PÁGINA
|---|
O samba que não ouço (por aqui, pelo menos)

Não sei, ao certo, se existe diferença entre ouvir e escutar. Na dúvida, consultei a mais poderosa "entidade" da Língua Portuguesa no Brasil (acredito eu): o dicionário Aurélio. Pelo que percebi, ambas querem dizer a mesma coisa, porém, para o contexto que preciso empregar o mais supostamente correto seria o ouvir.

Sendo assim, há muito tempo não ouço samba. Ou melhor, há muito tempo não ouço as rádios tocarem samba. Aliás, nunca ouvi! Pelo menos por aqui na região. Os mais hipócritas dirão: "estamos no Sul e samba não tem nada a ver com a nossa cultura!". Tudo bem, estamos no Sul. Mas antes de estarmos no Sul, estamos no Brasil. E o samba é a maior representação cultural desta terra.

Só pode ser o jabá. Sim, aquela velha prática, aquele péssimo jeitinho brasileiro, é que difama a nossa verdadeira arte (e não só o samba), a ligada às raízes, que tem história, que é ancestral. Só pode ser culpa desses malditos empresários que lançam mão de cifras consideráveis para subornar as rádios, a fim de divulgarem o trabalho de "novos artistas". De artista essa gente não tem nada! O que fazem é reciclagem de outros lixos culturais bem-sucedidos, infelizmente.

Voltando ao samba, é natural que as rádios não o toquem. São raras, escassas, aquelas programações que dedicam um espaço para mostrar o que é, de fato, brasileiríssimo da Silva. Não se ouve Jovelina Pérola Negra, Cartola, João Nogueira, Zé Kéti, Clara Nunes, Nelson Sargento, Nelson Cavaquinho, Candeia, Monarco, Donga, Ismael Silva, Ivone Lara, Paulinho da Viola, Leci Brandão, com ressalva ao nobre Zeca Pagodinho, que nesse jogo é exceção e não regra.
|---|
PROBLEMA PROPOSTO A
Pode extrair do texto sobre o samba o trecho que vai de "O samba que" a "cultural desta terra.", copiando-o sem nenhuma alteração?

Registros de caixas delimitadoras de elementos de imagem
|---|
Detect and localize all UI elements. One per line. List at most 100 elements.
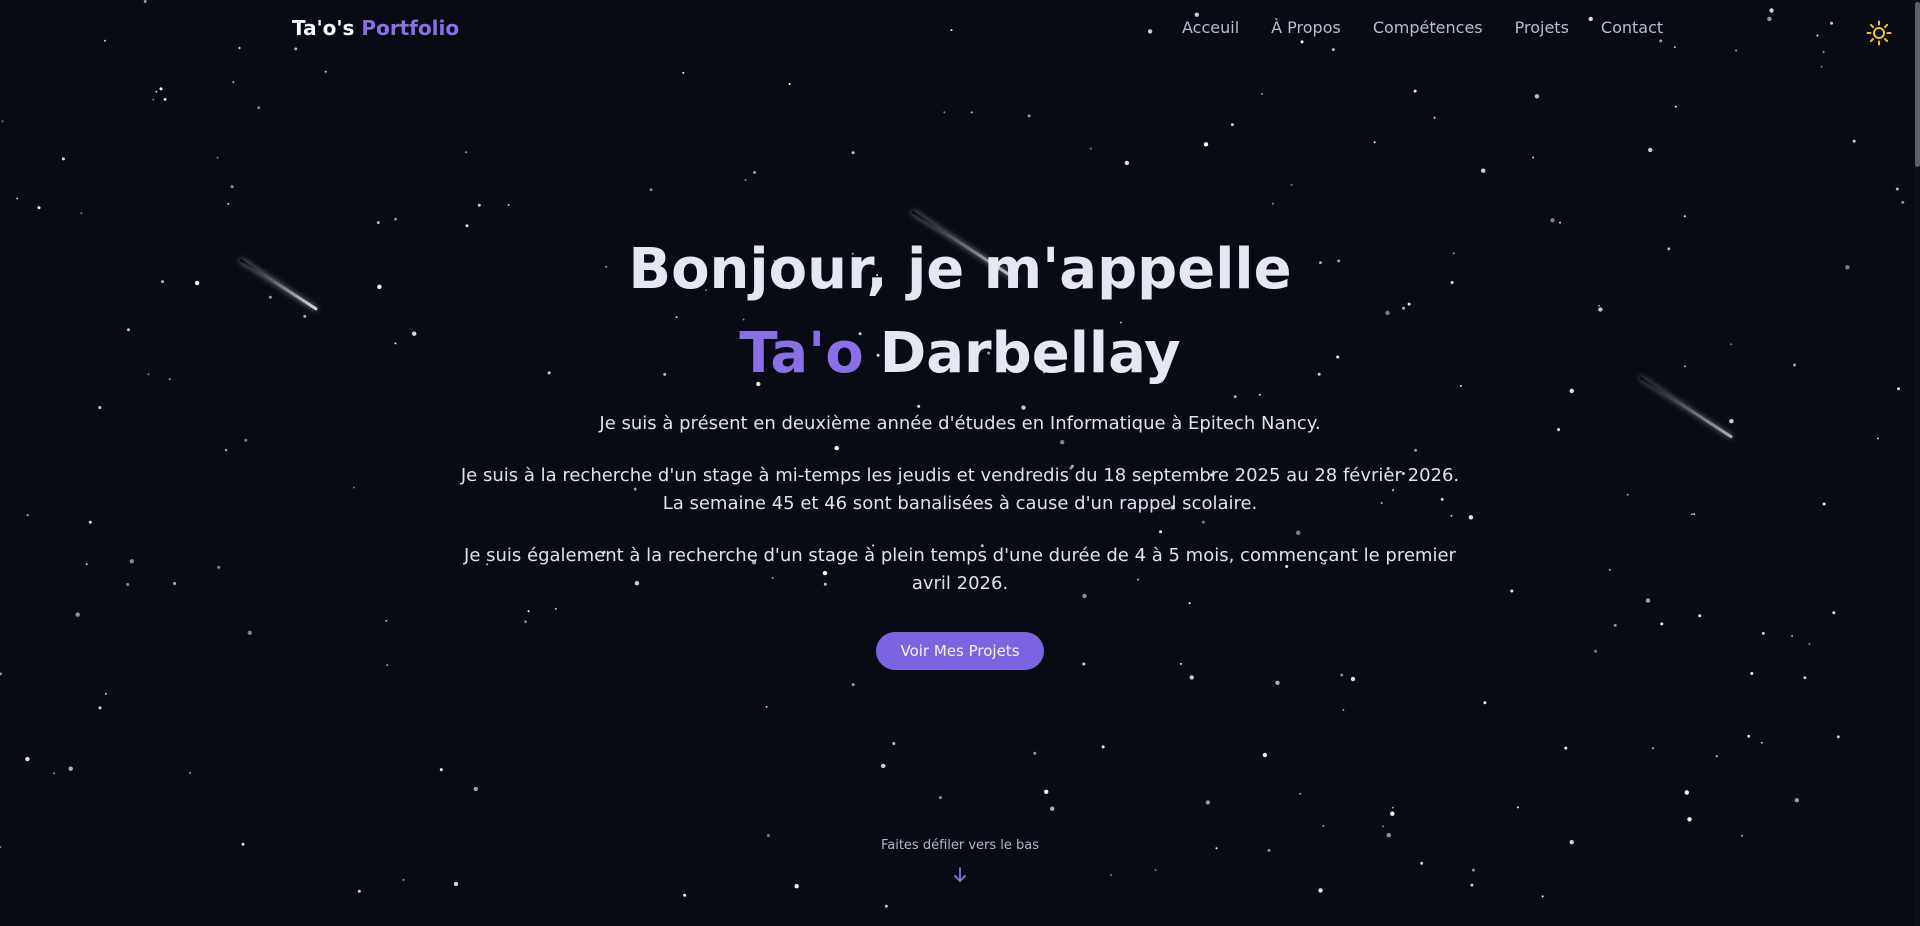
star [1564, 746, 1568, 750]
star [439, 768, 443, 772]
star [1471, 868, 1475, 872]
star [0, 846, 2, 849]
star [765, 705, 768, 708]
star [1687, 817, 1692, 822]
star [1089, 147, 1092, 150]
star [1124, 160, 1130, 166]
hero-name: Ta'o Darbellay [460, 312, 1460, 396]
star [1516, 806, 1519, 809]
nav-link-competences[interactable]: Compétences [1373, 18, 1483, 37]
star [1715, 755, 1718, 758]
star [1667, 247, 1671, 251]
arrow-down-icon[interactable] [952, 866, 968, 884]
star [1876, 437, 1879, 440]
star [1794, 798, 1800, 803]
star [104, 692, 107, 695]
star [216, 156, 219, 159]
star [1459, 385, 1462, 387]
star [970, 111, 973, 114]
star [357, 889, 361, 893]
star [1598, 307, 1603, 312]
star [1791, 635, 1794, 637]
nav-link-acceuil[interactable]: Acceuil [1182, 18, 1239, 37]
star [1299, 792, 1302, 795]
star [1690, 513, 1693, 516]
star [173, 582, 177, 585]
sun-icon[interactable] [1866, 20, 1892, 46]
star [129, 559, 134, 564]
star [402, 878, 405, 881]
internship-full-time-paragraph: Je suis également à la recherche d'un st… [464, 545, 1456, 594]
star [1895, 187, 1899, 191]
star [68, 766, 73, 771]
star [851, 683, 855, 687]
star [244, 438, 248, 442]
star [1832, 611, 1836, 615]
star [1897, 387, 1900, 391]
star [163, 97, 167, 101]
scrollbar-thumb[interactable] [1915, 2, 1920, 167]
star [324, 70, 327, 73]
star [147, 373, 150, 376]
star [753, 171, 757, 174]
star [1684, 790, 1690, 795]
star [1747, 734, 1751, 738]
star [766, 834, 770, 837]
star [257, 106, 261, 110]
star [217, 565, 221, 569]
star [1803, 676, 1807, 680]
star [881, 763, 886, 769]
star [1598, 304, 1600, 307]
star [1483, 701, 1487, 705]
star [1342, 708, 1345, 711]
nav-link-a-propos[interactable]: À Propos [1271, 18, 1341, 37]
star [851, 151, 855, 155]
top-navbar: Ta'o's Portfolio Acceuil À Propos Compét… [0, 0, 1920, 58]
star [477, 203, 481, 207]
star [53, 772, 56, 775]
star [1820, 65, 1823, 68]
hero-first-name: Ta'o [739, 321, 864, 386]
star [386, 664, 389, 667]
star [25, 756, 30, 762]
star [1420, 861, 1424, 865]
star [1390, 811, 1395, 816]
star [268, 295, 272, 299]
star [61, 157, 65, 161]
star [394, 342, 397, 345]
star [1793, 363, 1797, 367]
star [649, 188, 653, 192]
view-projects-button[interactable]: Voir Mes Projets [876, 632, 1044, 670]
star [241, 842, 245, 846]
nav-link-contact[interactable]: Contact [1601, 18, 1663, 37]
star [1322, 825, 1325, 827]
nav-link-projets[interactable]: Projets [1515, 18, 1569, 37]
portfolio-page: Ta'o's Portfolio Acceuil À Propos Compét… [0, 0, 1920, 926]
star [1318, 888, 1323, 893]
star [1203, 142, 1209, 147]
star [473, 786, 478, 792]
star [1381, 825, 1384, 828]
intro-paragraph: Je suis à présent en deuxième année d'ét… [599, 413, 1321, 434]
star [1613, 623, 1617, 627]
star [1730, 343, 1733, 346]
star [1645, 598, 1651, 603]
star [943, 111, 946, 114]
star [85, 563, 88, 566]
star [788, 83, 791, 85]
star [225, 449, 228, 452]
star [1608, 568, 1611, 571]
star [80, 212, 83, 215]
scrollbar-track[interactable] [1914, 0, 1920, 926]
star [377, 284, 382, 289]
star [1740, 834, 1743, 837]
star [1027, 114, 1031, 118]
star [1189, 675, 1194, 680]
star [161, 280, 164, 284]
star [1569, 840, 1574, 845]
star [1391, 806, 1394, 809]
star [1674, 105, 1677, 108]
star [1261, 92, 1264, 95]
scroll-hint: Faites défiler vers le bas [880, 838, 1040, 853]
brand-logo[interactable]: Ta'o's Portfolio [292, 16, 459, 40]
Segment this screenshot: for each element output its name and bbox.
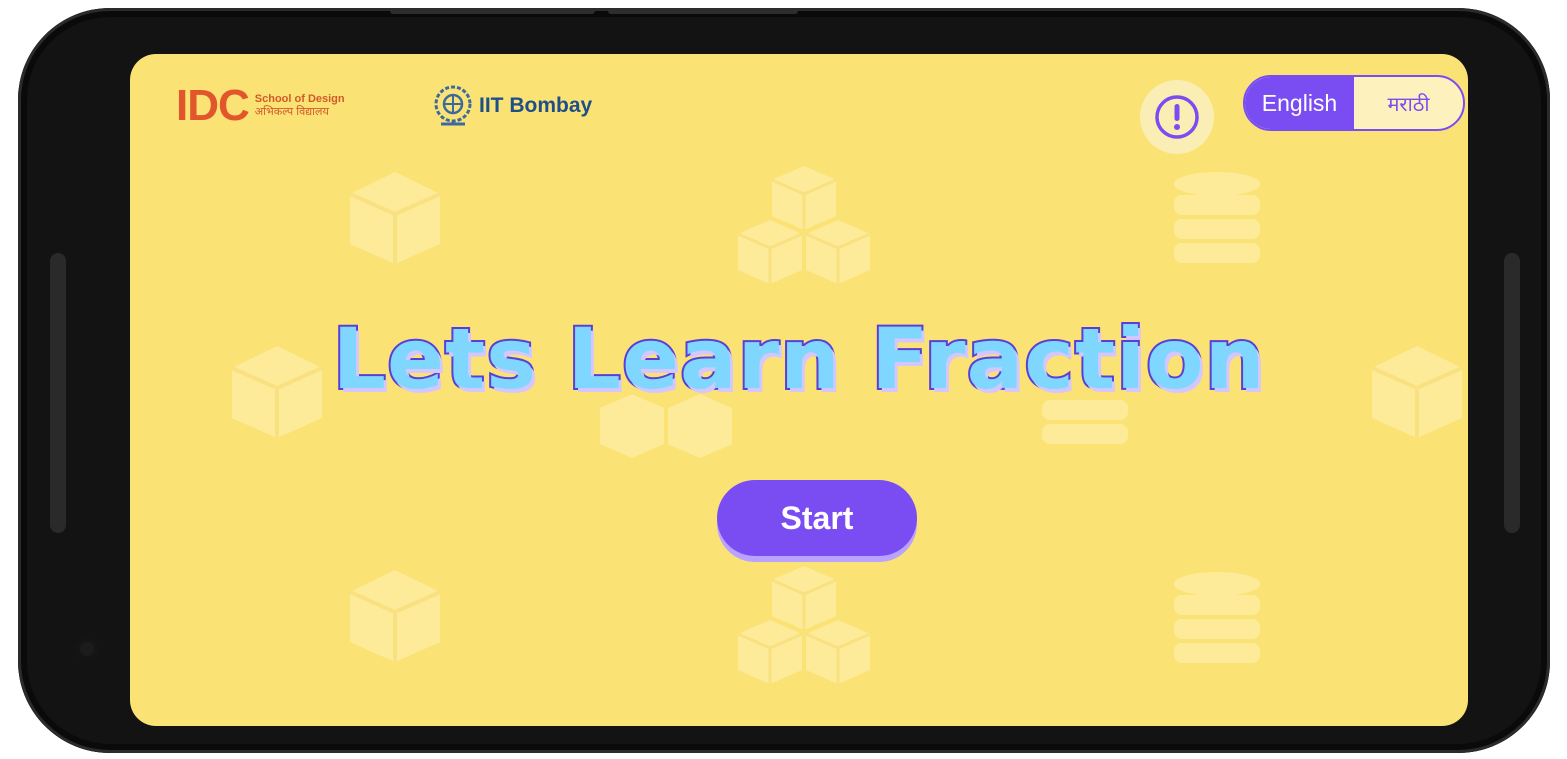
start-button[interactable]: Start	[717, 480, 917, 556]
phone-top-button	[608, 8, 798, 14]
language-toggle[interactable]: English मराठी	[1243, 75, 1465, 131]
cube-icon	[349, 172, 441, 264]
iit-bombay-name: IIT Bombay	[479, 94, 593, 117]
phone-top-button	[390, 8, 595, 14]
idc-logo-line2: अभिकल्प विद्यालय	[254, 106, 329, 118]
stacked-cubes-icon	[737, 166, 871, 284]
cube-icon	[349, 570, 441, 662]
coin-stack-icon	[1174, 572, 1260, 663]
|---|
PROBLEMA PROPOSTO B
Nos registros, pode reescrever as linhas que vão da que contém "480, 917, 556]" até o fim, trocando "cube-icon" por "block-icon" e mantendo todo o resto igual?

SOLUÇÃO A
O samba que não ouço (por aqui, pelo menos)

Não sei, ao certo, se existe diferença entre ouvir e escutar. Na dúvida, consultei a mais poderosa "entidade" da Língua Portuguesa no Brasil (acredito eu): o dicionário Aurélio. Pelo que percebi, ambas querem dizer a mesma coisa, porém, para o contexto que preciso empregar o mais supostamente correto seria o ouvir.

Sendo assim, há muito tempo não ouço samba. Ou melhor, há muito tempo não ouço as rádios tocarem samba. Aliás, nunca ouvi! Pelo menos por aqui na região. Os mais hipócritas dirão: "estamos no Sul e samba não tem nada a ver com a nossa cultura!". Tudo bem, estamos no Sul. Mas antes de estarmos no Sul, estamos no Brasil. E o samba é a maior representação cultural desta terra.

SOLUÇÃO B
start-button[interactable]: Start	[717, 480, 917, 556]
phone-top-button	[608, 8, 798, 14]
language-toggle[interactable]: English मराठी	[1243, 75, 1465, 131]
block-icon	[349, 172, 441, 264]
iit-bombay-name: IIT Bombay	[479, 94, 593, 117]
phone-top-button	[390, 8, 595, 14]
idc-logo-line2: अभिकल्प विद्यालय	[254, 106, 329, 118]
stacked-cubes-icon	[737, 166, 871, 284]
block-icon	[349, 570, 441, 662]
coin-stack-icon	[1174, 572, 1260, 663]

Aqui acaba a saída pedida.